**RECORDS FOR THIS TASK**
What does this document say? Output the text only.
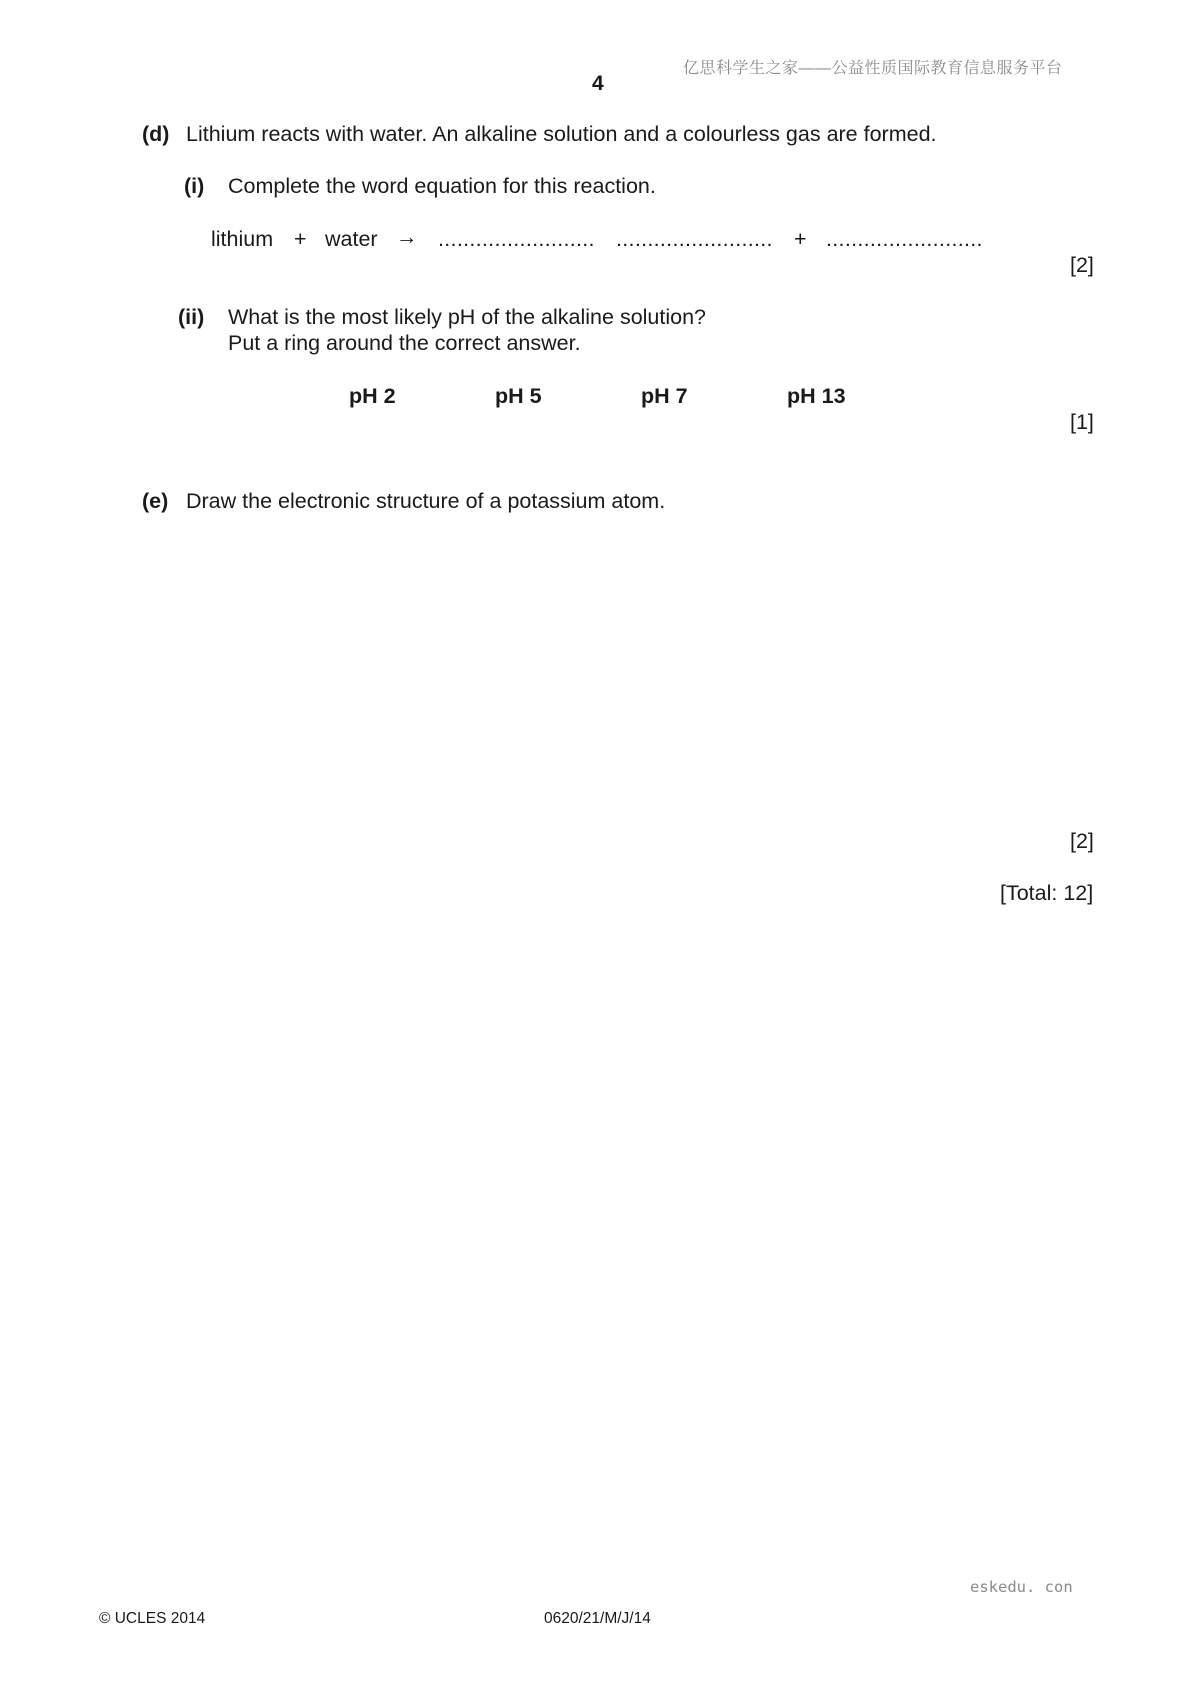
亿思科学生之家——公益性质国际教育信息服务平台
4
(d) Lithium reacts with water. An alkaline solution and a colourless gas are formed.
(i) Complete the word equation for this reaction.
lithium + water → ......................... ......................... + .........................
[2]
(ii) What is the most likely pH of the alkaline solution?
Put a ring around the correct answer.
pH 2	pH 5	pH 7	pH 13
[1]
(e) Draw the electronic structure of a potassium atom.
[2]
[Total: 12]
eskedu. con
© UCLES 2014	0620/21/M/J/14
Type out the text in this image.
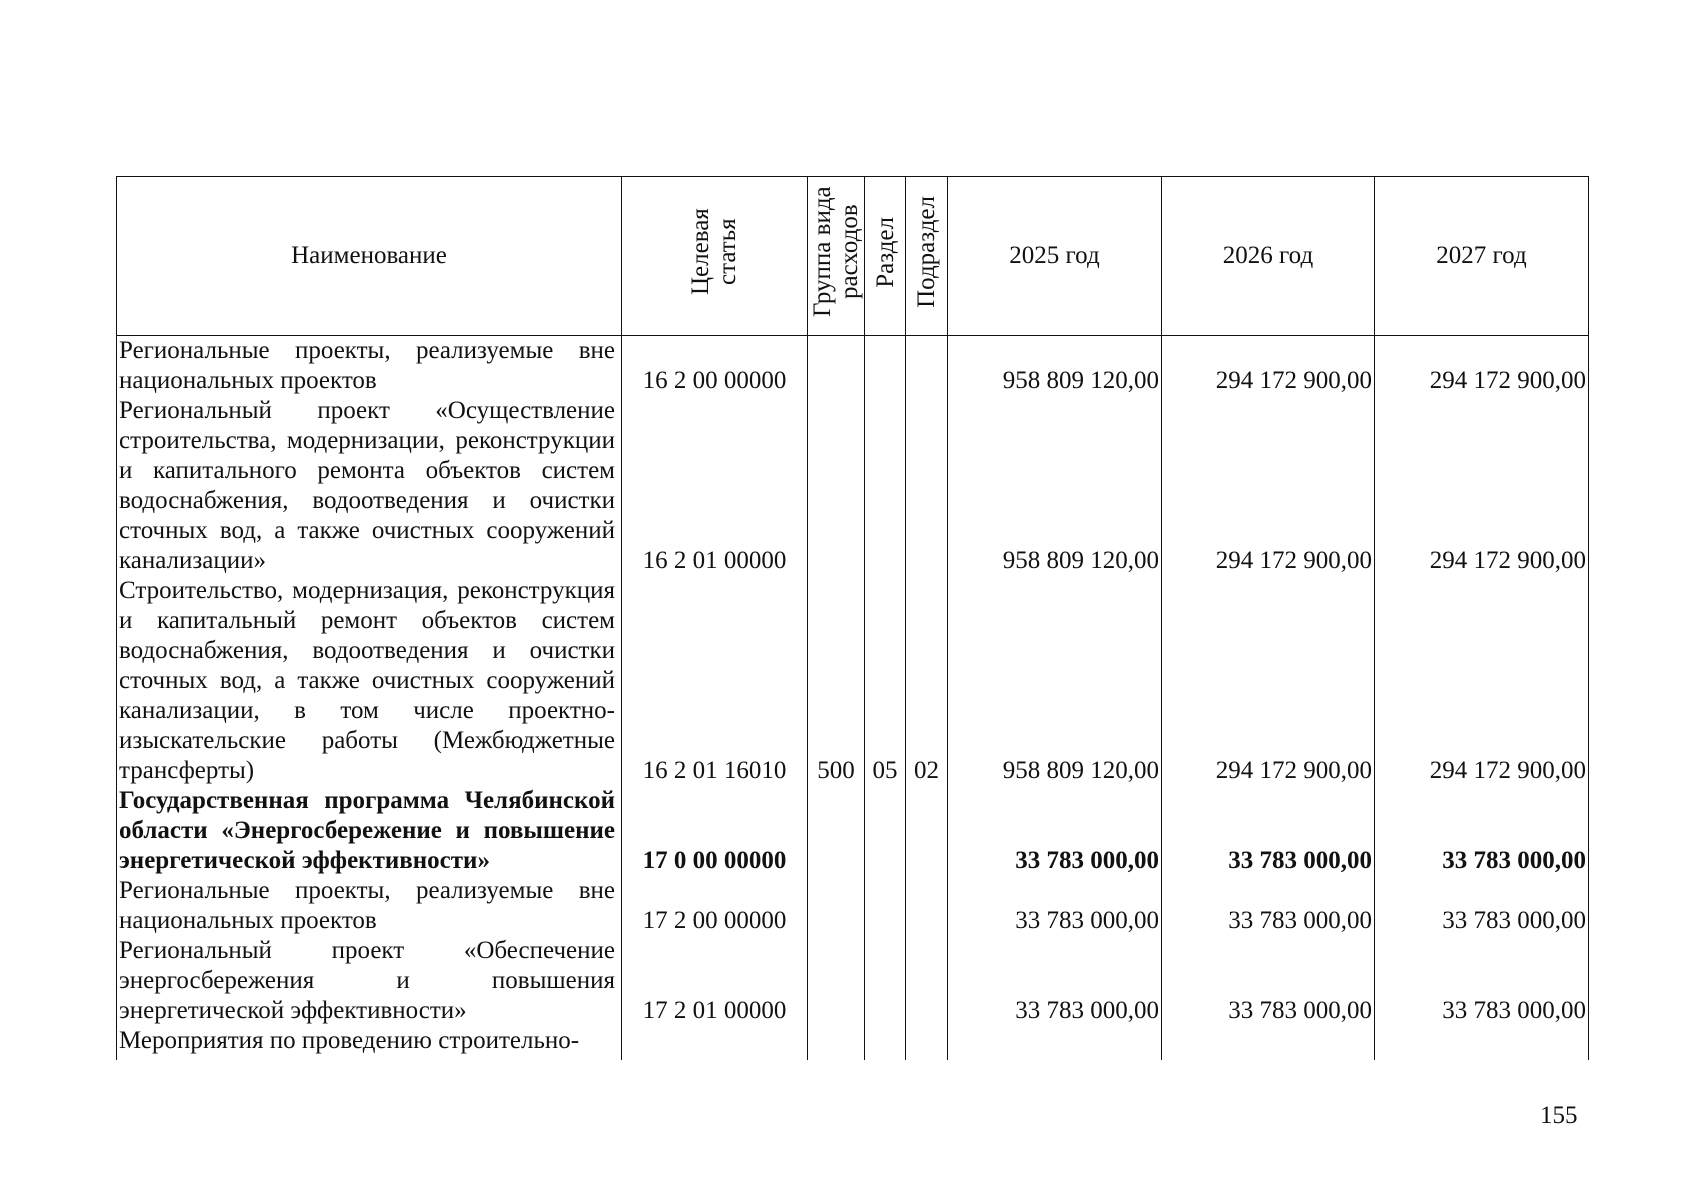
Наименование	Целевая статья	Группа вида расходов	Раздел	Подраздел	2025 год	2026 год	2027 год
Региональные проекты, реализуемые вне национальных проектов	16 2 00 00000				958 809 120,00	294 172 900,00	294 172 900,00
Региональный проект «Осуществление строительства, модернизации, реконструкции и капитального ремонта объектов систем водоснабжения, водоотведения и очистки сточных вод, а также очистных сооружений канализации»	16 2 01 00000				958 809 120,00	294 172 900,00	294 172 900,00
Строительство, модернизация, реконструкция и капитальный ремонт объектов систем водоснабжения, водоотведения и очистки сточных вод, а также очистных сооружений канализации, в том числе проектно-изыскательские работы (Межбюджетные трансферты)	16 2 01 16010	500	05	02	958 809 120,00	294 172 900,00	294 172 900,00
Государственная программа Челябинской области «Энергосбережение и повышение энергетической эффективности»	17 0 00 00000				33 783 000,00	33 783 000,00	33 783 000,00
Региональные проекты, реализуемые вне национальных проектов	17 2 00 00000				33 783 000,00	33 783 000,00	33 783 000,00
Региональный проект «Обеспечение энергосбережения и повышения энергетической эффективности»	17 2 01 00000				33 783 000,00	33 783 000,00	33 783 000,00
Мероприятия по проведению строительно-							
155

**REQUEST**
Search the records for the word "сооружений". Copy every line that has it.

**ANSWER IN FULL**
Региональный проект «Осуществление строительства, модернизации, реконструкции и капитального ремонта объектов систем водоснабжения, водоотведения и очистки сточных вод, а также очистных сооружений канализации»	16 2 01 00000				958 809 120,00	294 172 900,00	294 172 900,00
Строительство, модернизация, реконструкция и капитальный ремонт объектов систем водоснабжения, водоотведения и очистки сточных вод, а также очистных сооружений канализации, в том числе проектно-изыскательские работы (Межбюджетные трансферты)	16 2 01 16010	500	05	02	958 809 120,00	294 172 900,00	294 172 900,00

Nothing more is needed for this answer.